What you are asked to do: Transcribe each line of the records below exactly, excluding any embedded images.

Data for this task:
..........

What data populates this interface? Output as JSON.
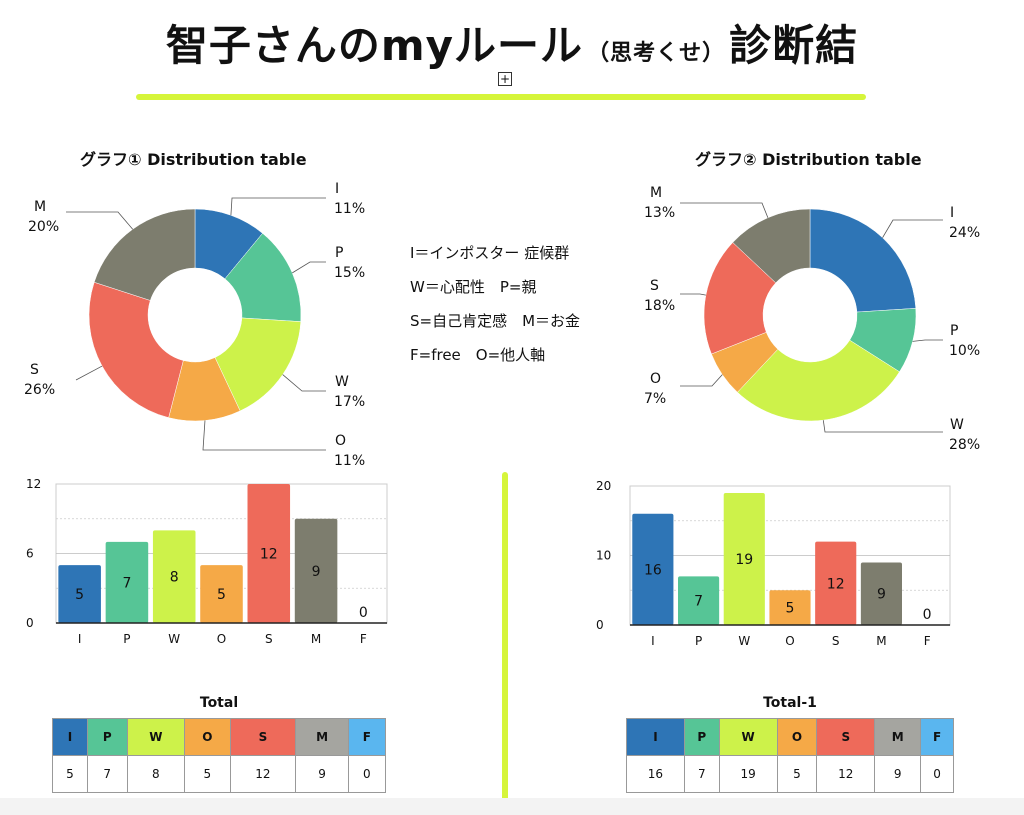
{
  "header": {
    "title_main": "智子さんのmyルール",
    "title_sub": "（思考くせ）",
    "title_end": "診断結"
  },
  "legend_lines": [
    "I＝インポスター 症候群",
    "W＝心配性　P=親",
    "S=自己肯定感　M＝お金",
    "F=free　O=他人軸"
  ],
  "colors": {
    "I": "#2e75b6",
    "P": "#56c596",
    "W": "#cdf24a",
    "O": "#f5a947",
    "S": "#ee6a5a",
    "M": "#7d7d6e",
    "M_table": "#a5a5a0",
    "F": "#5ab6ef"
  },
  "chart_data": [
    {
      "type": "pie",
      "title": "グラフ① Distribution table",
      "labels": [
        "I",
        "P",
        "W",
        "O",
        "S",
        "M"
      ],
      "values": [
        11,
        15,
        17,
        11,
        26,
        20
      ],
      "unit": "%"
    },
    {
      "type": "pie",
      "title": "グラフ② Distribution table",
      "labels": [
        "I",
        "P",
        "W",
        "O",
        "S",
        "M"
      ],
      "values": [
        24,
        10,
        28,
        7,
        18,
        13
      ],
      "unit": "%"
    },
    {
      "type": "bar",
      "categories": [
        "I",
        "P",
        "W",
        "O",
        "S",
        "M",
        "F"
      ],
      "values": [
        5,
        7,
        8,
        5,
        12,
        9,
        0
      ],
      "ylim": [
        0,
        12
      ],
      "yticks": [
        0,
        6,
        12
      ],
      "grid": true
    },
    {
      "type": "bar",
      "categories": [
        "I",
        "P",
        "W",
        "O",
        "S",
        "M",
        "F"
      ],
      "values": [
        16,
        7,
        19,
        5,
        12,
        9,
        0
      ],
      "ylim": [
        0,
        20
      ],
      "yticks": [
        0,
        10,
        20
      ],
      "grid": true
    },
    {
      "type": "table",
      "title": "Total",
      "columns": [
        "I",
        "P",
        "W",
        "O",
        "S",
        "M",
        "F"
      ],
      "values": [
        "5",
        "7",
        "8",
        "5",
        "12",
        "9",
        "0"
      ]
    },
    {
      "type": "table",
      "title": "Total-1",
      "columns": [
        "I",
        "P",
        "W",
        "O",
        "S",
        "M",
        "F"
      ],
      "values": [
        "16",
        "7",
        "19",
        "5",
        "12",
        "9",
        "0"
      ]
    }
  ]
}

..........

Output:
What data populates this interface? Output as JSON.
{
  "header": {
    "title_main": "智子さんのmyルール",
    "title_sub": "（思考くせ）",
    "title_end": "診断結"
  },
  "legend_lines": [
    "I＝インポスター 症候群",
    "W＝心配性　P=親",
    "S=自己肯定感　M＝お金",
    "F=free　O=他人軸"
  ],
  "colors": {
    "I": "#2e75b6",
    "P": "#56c596",
    "W": "#cdf24a",
    "O": "#f5a947",
    "S": "#ee6a5a",
    "M": "#7d7d6e",
    "M_table": "#a5a5a0",
    "F": "#5ab6ef"
  },
  "chart_data": [
    {
      "type": "pie",
      "title": "グラフ① Distribution table",
      "labels": [
        "I",
        "P",
        "W",
        "O",
        "S",
        "M"
      ],
      "values": [
        11,
        15,
        17,
        11,
        26,
        20
      ],
      "unit": "%"
    },
    {
      "type": "pie",
      "title": "グラフ② Distribution table",
      "labels": [
        "I",
        "P",
        "W",
        "O",
        "S",
        "M"
      ],
      "values": [
        24,
        10,
        28,
        7,
        18,
        13
      ],
      "unit": "%"
    },
    {
      "type": "bar",
      "categories": [
        "I",
        "P",
        "W",
        "O",
        "S",
        "M",
        "F"
      ],
      "values": [
        5,
        7,
        8,
        5,
        12,
        9,
        0
      ],
      "ylim": [
        0,
        12
      ],
      "yticks": [
        0,
        6,
        12
      ],
      "grid": true
    },
    {
      "type": "bar",
      "categories": [
        "I",
        "P",
        "W",
        "O",
        "S",
        "M",
        "F"
      ],
      "values": [
        16,
        7,
        19,
        5,
        12,
        9,
        0
      ],
      "ylim": [
        0,
        20
      ],
      "yticks": [
        0,
        10,
        20
      ],
      "grid": true
    },
    {
      "type": "table",
      "title": "Total",
      "columns": [
        "I",
        "P",
        "W",
        "O",
        "S",
        "M",
        "F"
      ],
      "values": [
        "5",
        "7",
        "8",
        "5",
        "12",
        "9",
        "0"
      ]
    },
    {
      "type": "table",
      "title": "Total-1",
      "columns": [
        "I",
        "P",
        "W",
        "O",
        "S",
        "M",
        "F"
      ],
      "values": [
        "16",
        "7",
        "19",
        "5",
        "12",
        "9",
        "0"
      ]
    }
  ]
}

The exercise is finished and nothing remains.